** START OF DATA **

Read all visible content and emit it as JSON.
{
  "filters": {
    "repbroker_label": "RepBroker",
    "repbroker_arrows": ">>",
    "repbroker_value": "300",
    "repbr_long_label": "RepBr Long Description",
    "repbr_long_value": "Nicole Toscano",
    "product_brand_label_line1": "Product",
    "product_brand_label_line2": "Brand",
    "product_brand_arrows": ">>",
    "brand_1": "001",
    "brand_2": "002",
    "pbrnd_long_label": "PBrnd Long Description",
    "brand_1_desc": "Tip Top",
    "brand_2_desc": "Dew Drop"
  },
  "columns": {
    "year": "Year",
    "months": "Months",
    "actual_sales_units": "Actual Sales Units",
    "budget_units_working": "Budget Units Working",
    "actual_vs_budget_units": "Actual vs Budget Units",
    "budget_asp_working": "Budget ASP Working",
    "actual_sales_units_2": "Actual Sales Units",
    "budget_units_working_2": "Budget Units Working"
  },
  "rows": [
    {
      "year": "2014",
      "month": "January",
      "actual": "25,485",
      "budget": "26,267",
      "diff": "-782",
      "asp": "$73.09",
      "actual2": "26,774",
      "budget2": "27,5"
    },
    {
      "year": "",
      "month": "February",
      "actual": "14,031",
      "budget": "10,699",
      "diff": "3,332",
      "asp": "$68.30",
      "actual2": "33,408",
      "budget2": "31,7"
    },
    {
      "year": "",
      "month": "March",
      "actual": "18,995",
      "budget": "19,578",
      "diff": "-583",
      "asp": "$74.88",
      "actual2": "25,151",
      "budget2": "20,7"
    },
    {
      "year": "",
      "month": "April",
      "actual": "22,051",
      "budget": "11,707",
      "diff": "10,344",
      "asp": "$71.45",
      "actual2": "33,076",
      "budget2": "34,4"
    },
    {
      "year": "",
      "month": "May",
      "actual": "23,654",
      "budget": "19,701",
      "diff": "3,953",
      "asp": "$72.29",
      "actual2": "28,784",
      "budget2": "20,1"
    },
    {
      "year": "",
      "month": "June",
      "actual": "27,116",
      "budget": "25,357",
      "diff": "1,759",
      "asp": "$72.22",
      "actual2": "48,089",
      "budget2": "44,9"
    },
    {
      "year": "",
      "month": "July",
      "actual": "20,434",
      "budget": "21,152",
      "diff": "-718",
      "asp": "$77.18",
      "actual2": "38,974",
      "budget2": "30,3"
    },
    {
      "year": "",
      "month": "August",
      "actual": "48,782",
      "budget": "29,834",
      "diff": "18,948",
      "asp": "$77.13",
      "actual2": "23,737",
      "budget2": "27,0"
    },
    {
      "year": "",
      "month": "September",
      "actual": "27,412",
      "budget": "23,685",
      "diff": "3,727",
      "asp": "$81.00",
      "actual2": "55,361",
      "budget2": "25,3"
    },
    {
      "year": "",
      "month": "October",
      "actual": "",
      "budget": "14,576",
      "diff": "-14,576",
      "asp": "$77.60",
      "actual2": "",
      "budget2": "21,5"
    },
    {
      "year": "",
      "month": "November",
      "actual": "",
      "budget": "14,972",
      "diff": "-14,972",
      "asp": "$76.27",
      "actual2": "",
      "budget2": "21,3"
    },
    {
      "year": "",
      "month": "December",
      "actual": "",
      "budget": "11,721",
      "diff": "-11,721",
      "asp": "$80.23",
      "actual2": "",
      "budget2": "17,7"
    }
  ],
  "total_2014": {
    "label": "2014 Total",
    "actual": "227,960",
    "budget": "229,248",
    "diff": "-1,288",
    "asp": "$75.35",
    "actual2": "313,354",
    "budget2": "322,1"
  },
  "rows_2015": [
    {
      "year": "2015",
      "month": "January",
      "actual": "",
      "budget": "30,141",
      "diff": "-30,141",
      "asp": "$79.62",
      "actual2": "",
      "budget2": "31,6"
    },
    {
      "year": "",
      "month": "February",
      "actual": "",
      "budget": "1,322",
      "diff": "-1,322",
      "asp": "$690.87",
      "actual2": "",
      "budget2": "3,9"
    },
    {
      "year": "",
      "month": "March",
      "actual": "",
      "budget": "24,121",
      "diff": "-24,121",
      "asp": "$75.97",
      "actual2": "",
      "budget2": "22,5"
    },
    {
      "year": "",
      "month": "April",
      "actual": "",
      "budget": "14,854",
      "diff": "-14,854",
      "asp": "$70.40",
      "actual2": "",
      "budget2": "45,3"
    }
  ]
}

** END OF DATA **

> WHAT TO DO
Reproduce the listing above verbatim, from first line to last.

> WRITTEN RESPONSE
Read all visible content and emit it as JSON.
{
  "filters": {
    "repbroker_label": "RepBroker",
    "repbroker_arrows": ">>",
    "repbroker_value": "300",
    "repbr_long_label": "RepBr Long Description",
    "repbr_long_value": "Nicole Toscano",
    "product_brand_label_line1": "Product",
    "product_brand_label_line2": "Brand",
    "product_brand_arrows": ">>",
    "brand_1": "001",
    "brand_2": "002",
    "pbrnd_long_label": "PBrnd Long Description",
    "brand_1_desc": "Tip Top",
    "brand_2_desc": "Dew Drop"
  },
  "columns": {
    "year": "Year",
    "months": "Months",
    "actual_sales_units": "Actual Sales Units",
    "budget_units_working": "Budget Units Working",
    "actual_vs_budget_units": "Actual vs Budget Units",
    "budget_asp_working": "Budget ASP Working",
    "actual_sales_units_2": "Actual Sales Units",
    "budget_units_working_2": "Budget Units Working"
  },
  "rows": [
    {
      "year": "2014",
      "month": "January",
      "actual": "25,485",
      "budget": "26,267",
      "diff": "-782",
      "asp": "$73.09",
      "actual2": "26,774",
      "budget2": "27,5"
    },
    {
      "year": "",
      "month": "February",
      "actual": "14,031",
      "budget": "10,699",
      "diff": "3,332",
      "asp": "$68.30",
      "actual2": "33,408",
      "budget2": "31,7"
    },
    {
      "year": "",
      "month": "March",
      "actual": "18,995",
      "budget": "19,578",
      "diff": "-583",
      "asp": "$74.88",
      "actual2": "25,151",
      "budget2": "20,7"
    },
    {
      "year": "",
      "month": "April",
      "actual": "22,051",
      "budget": "11,707",
      "diff": "10,344",
      "asp": "$71.45",
      "actual2": "33,076",
      "budget2": "34,4"
    },
    {
      "year": "",
      "month": "May",
      "actual": "23,654",
      "budget": "19,701",
      "diff": "3,953",
      "asp": "$72.29",
      "actual2": "28,784",
      "budget2": "20,1"
    },
    {
      "year": "",
      "month": "June",
      "actual": "27,116",
      "budget": "25,357",
      "diff": "1,759",
      "asp": "$72.22",
      "actual2": "48,089",
      "budget2": "44,9"
    },
    {
      "year": "",
      "month": "July",
      "actual": "20,434",
      "budget": "21,152",
      "diff": "-718",
      "asp": "$77.18",
      "actual2": "38,974",
      "budget2": "30,3"
    },
    {
      "year": "",
      "month": "August",
      "actual": "48,782",
      "budget": "29,834",
      "diff": "18,948",
      "asp": "$77.13",
      "actual2": "23,737",
      "budget2": "27,0"
    },
    {
      "year": "",
      "month": "September",
      "actual": "27,412",
      "budget": "23,685",
      "diff": "3,727",
      "asp": "$81.00",
      "actual2": "55,361",
      "budget2": "25,3"
    },
    {
      "year": "",
      "month": "October",
      "actual": "",
      "budget": "14,576",
      "diff": "-14,576",
      "asp": "$77.60",
      "actual2": "",
      "budget2": "21,5"
    },
    {
      "year": "",
      "month": "November",
      "actual": "",
      "budget": "14,972",
      "diff": "-14,972",
      "asp": "$76.27",
      "actual2": "",
      "budget2": "21,3"
    },
    {
      "year": "",
      "month": "December",
      "actual": "",
      "budget": "11,721",
      "diff": "-11,721",
      "asp": "$80.23",
      "actual2": "",
      "budget2": "17,7"
    }
  ],
  "total_2014": {
    "label": "2014 Total",
    "actual": "227,960",
    "budget": "229,248",
    "diff": "-1,288",
    "asp": "$75.35",
    "actual2": "313,354",
    "budget2": "322,1"
  },
  "rows_2015": [
    {
      "year": "2015",
      "month": "January",
      "actual": "",
      "budget": "30,141",
      "diff": "-30,141",
      "asp": "$79.62",
      "actual2": "",
      "budget2": "31,6"
    },
    {
      "year": "",
      "month": "February",
      "actual": "",
      "budget": "1,322",
      "diff": "-1,322",
      "asp": "$690.87",
      "actual2": "",
      "budget2": "3,9"
    },
    {
      "year": "",
      "month": "March",
      "actual": "",
      "budget": "24,121",
      "diff": "-24,121",
      "asp": "$75.97",
      "actual2": "",
      "budget2": "22,5"
    },
    {
      "year": "",
      "month": "April",
      "actual": "",
      "budget": "14,854",
      "diff": "-14,854",
      "asp": "$70.40",
      "actual2": "",
      "budget2": "45,3"
    }
  ]
}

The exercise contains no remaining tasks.